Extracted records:
▬▬▬

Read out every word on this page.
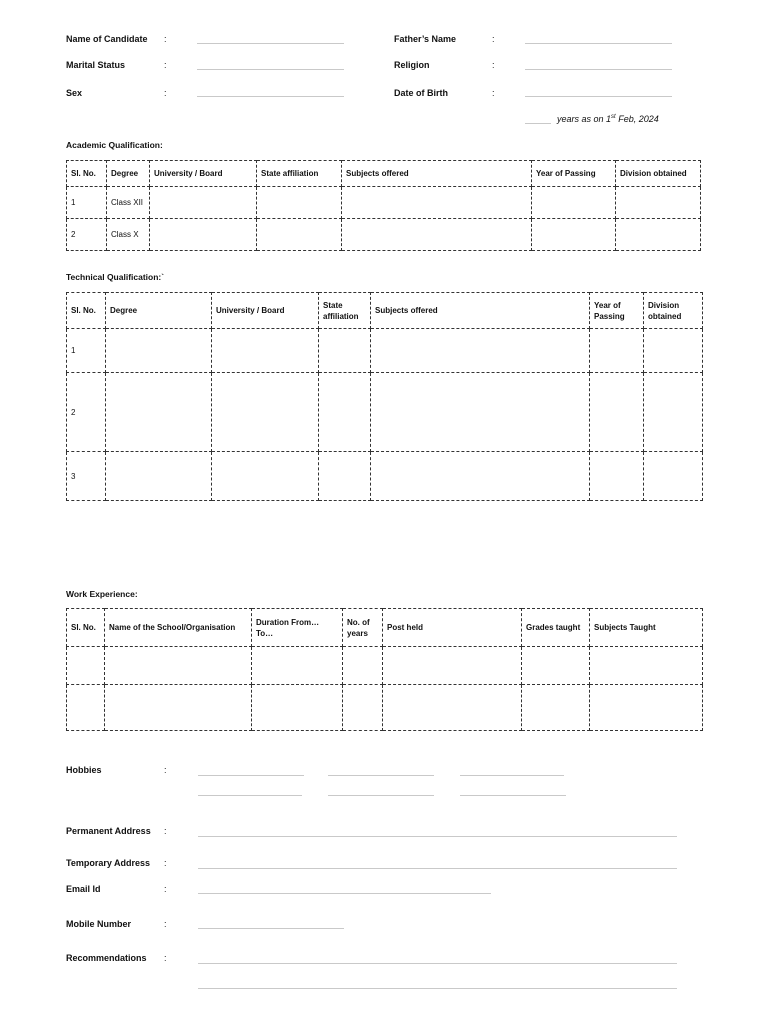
Name of Candidate :	Father’s Name	:
Marital Status	:	Religion	:
Sex	:	Date of Birth	:
years as on 1st Feb, 2024
Academic Qualification:
Sl. No.	Degree	University / Board	State affiliation	Subjects offered	Year of Passing	Division obtained
1	Class XII					
2	Class X					
Technical Qualification:`
Sl. No.	Degree	University / Board	State affiliation	Subjects offered	Year of Passing	Division obtained
1						
2						
3						
Work Experience:
Sl. No.	Name of the School/Organisation	Duration From… To…	No. of years	Post held	Grades taught	Subjects Taught

Hobbies	:
Permanent Address :
Temporary Address :
Email Id	:
Mobile Number	:
Recommendations :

▬▬▬

*SHORT TASK:*
Pick out the lines above containing the word "Address", then copy them.

*THE RESPONSE:*
Permanent Address :
Temporary Address :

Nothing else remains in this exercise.